WRITTEN TASK
Reproduce the material word for word; the images stay out.

INFORMATION SUPPLIED
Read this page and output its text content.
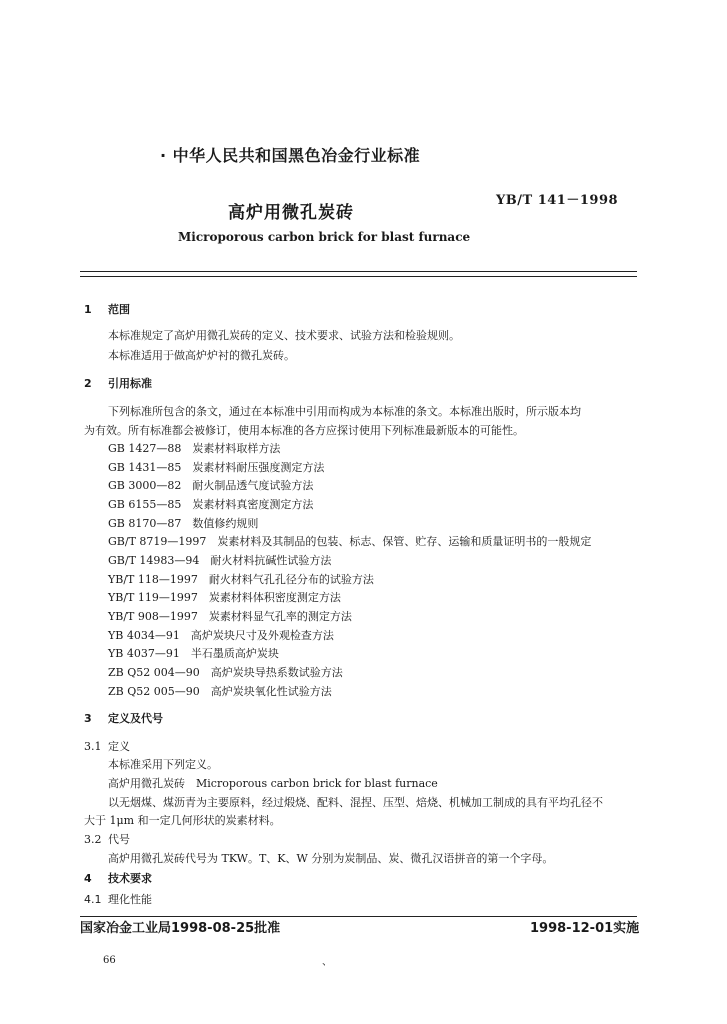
· 中华人民共和国黑色冶金行业标准
高炉用微孔炭砖
YB/T 141－1998
Microporous carbon brick for blast furnace
1 范围
本标准规定了高炉用微孔炭砖的定义、技术要求、试验方法和检验规则。
本标准适用于做高炉炉衬的微孔炭砖。
2 引用标准
下列标准所包含的条文，通过在本标准中引用而构成为本标准的条文。本标准出版时，所示版本均
为有效。所有标准都会被修订，使用本标准的各方应探讨使用下列标准最新版本的可能性。
GB 1427—88　炭素材料取样方法
GB 1431—85　炭素材料耐压强度测定方法
GB 3000—82　耐火制品透气度试验方法
GB 6155—85　炭素材料真密度测定方法
GB 8170—87　数值修约规则
GB/T 8719—1997　炭素材料及其制品的包装、标志、保管、贮存、运输和质量证明书的一般规定
GB/T 14983—94　耐火材料抗碱性试验方法
YB/T 118—1997　耐火材料气孔孔径分布的试验方法
YB/T 119—1997　炭素材料体积密度测定方法
YB/T 908—1997　炭素材料显气孔率的测定方法
YB 4034—91　高炉炭块尺寸及外观检查方法
YB 4037—91　半石墨质高炉炭块
ZB Q52 004—90　高炉炭块导热系数试验方法
ZB Q52 005—90　高炉炭块氧化性试验方法
3 定义及代号
3.1 定义
本标准采用下列定义。
高炉用微孔炭砖　Microporous carbon brick for blast furnace
以无烟煤、煤沥青为主要原料，经过煅烧、配料、混捏、压型、焙烧、机械加工制成的具有平均孔径不
大于 1μm 和一定几何形状的炭素材料。
3.2 代号
高炉用微孔炭砖代号为 TKW。T、K、W 分别为炭制品、炭、微孔汉语拼音的第一个字母。
4 技术要求
4.1 理化性能
国家冶金工业局1998-08-25批准	1998-12-01实施
66	、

THE ANSWER
Read this page and output its text content.
· 中华人民共和国黑色冶金行业标准
高炉用微孔炭砖
YB/T 141－1998
Microporous carbon brick for blast furnace
1 范围
本标准规定了高炉用微孔炭砖的定义、技术要求、试验方法和检验规则。
本标准适用于做高炉炉衬的微孔炭砖。
2 引用标准
下列标准所包含的条文，通过在本标准中引用而构成为本标准的条文。本标准出版时，所示版本均
为有效。所有标准都会被修订，使用本标准的各方应探讨使用下列标准最新版本的可能性。
GB 1427—88　炭素材料取样方法
GB 1431—85　炭素材料耐压强度测定方法
GB 3000—82　耐火制品透气度试验方法
GB 6155—85　炭素材料真密度测定方法
GB 8170—87　数值修约规则
GB/T 8719—1997　炭素材料及其制品的包装、标志、保管、贮存、运输和质量证明书的一般规定
GB/T 14983—94　耐火材料抗碱性试验方法
YB/T 118—1997　耐火材料气孔孔径分布的试验方法
YB/T 119—1997　炭素材料体积密度测定方法
YB/T 908—1997　炭素材料显气孔率的测定方法
YB 4034—91　高炉炭块尺寸及外观检查方法
YB 4037—91　半石墨质高炉炭块
ZB Q52 004—90　高炉炭块导热系数试验方法
ZB Q52 005—90　高炉炭块氧化性试验方法
3 定义及代号
3.1 定义
本标准采用下列定义。
高炉用微孔炭砖　Microporous carbon brick for blast furnace
以无烟煤、煤沥青为主要原料，经过煅烧、配料、混捏、压型、焙烧、机械加工制成的具有平均孔径不
大于 1μm 和一定几何形状的炭素材料。
3.2 代号
高炉用微孔炭砖代号为 TKW。T、K、W 分别为炭制品、炭、微孔汉语拼音的第一个字母。
4 技术要求
4.1 理化性能
国家冶金工业局1998-08-25批准	1998-12-01实施
66	、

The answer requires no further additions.